Dance Program, by Julien Duvivier

 


PostED ON 15.10.2015 AT 11:59AM


 

Duvivier doesn't have a style. On second thought, yes he does. He has all the styles, but it annoys the hell out of him to have to settle on just one. He also says he has no memory, which required him to take notes, make cards. Like Raymond Chirat. Raymond, the science, Raymond, the passion. A guy like that should never die. The first time Raymond took notes was, coincidentally, during the screening of Dance Program by Duvivier. The year was 1937. From that day forward, he'd take notes on everything having to do with the films, the producers, the directors, the actors... he would become inexhaustible and indispensable to the education of any serious cinephile. Better than a beacon, a lighthouse. He has just left us, is this world for real?

-------

# To-do list
A – According to the Dance Program post, in what year did Raymond Chirat first take notes?
B – Set down word for word the passage of the Dance Program post that opens with the words containing "Duvivier doesn't have" and closes with "world for real?".

# Extracted material
-------

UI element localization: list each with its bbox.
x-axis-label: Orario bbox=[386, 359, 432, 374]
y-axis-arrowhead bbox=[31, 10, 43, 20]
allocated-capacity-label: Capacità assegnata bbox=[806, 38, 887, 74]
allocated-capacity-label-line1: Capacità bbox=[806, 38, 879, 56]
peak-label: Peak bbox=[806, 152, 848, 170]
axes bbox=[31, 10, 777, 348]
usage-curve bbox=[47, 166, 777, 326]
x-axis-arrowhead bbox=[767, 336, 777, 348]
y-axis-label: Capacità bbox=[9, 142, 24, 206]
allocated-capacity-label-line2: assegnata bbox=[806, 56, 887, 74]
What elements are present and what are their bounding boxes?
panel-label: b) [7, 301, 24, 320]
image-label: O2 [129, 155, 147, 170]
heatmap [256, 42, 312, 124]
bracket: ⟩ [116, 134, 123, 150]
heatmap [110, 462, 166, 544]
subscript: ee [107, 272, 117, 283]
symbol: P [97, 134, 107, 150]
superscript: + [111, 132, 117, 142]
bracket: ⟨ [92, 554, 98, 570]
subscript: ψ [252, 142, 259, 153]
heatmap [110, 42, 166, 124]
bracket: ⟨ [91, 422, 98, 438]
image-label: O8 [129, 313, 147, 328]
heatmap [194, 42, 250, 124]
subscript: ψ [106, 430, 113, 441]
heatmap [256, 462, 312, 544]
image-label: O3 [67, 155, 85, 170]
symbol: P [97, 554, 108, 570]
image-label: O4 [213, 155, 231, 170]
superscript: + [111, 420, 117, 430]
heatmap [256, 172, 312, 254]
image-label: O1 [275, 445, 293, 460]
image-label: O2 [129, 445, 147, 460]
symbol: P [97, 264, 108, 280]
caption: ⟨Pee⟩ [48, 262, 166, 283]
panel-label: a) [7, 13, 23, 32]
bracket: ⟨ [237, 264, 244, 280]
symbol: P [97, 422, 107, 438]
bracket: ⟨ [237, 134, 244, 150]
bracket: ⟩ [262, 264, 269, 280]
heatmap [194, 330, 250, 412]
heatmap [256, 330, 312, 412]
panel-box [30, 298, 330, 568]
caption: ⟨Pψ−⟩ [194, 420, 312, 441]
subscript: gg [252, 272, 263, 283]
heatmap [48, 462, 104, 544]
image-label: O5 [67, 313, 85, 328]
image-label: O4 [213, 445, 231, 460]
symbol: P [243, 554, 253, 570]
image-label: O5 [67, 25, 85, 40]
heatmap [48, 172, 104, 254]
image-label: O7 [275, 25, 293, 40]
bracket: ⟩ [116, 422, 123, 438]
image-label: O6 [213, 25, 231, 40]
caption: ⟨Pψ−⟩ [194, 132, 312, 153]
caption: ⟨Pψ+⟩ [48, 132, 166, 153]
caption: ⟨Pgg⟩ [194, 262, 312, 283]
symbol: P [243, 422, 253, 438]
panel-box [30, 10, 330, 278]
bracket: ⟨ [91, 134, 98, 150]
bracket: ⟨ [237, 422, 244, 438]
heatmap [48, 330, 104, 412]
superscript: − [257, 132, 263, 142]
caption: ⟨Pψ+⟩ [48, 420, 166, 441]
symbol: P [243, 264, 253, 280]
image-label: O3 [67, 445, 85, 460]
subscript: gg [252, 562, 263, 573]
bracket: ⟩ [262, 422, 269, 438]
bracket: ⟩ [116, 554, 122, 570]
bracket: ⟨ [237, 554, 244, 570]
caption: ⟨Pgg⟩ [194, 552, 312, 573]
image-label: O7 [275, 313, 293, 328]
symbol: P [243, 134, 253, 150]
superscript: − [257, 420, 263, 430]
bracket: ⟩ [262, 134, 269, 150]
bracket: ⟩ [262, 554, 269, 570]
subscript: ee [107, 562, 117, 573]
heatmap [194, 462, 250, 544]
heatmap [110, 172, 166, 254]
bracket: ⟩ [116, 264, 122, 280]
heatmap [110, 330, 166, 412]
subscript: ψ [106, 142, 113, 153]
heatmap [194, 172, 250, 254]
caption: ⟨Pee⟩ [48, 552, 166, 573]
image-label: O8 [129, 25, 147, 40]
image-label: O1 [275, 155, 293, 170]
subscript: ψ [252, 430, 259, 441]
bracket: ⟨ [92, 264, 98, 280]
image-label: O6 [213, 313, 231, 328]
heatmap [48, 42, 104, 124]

-------

# Answers for the exercise
A – 1937

B –
Duvivier doesn't have a style. On second thought, yes he does. He has all the styles, but it annoys the hell out of him to have to settle on just one. He also says he has no memory, which required him to take notes, make cards. Like Raymond Chirat. Raymond, the science, Raymond, the passion. A guy like that should never die. The first time Raymond took notes was, coincidentally, during the screening of Dance Program by Duvivier. The year was 1937. From that day forward, he'd take notes on everything having to do with the films, the producers, the directors, the actors... he would become inexhaustible and indispensable to the education of any serious cinephile. Better than a beacon, a lighthouse. He has just left us, is this world for real?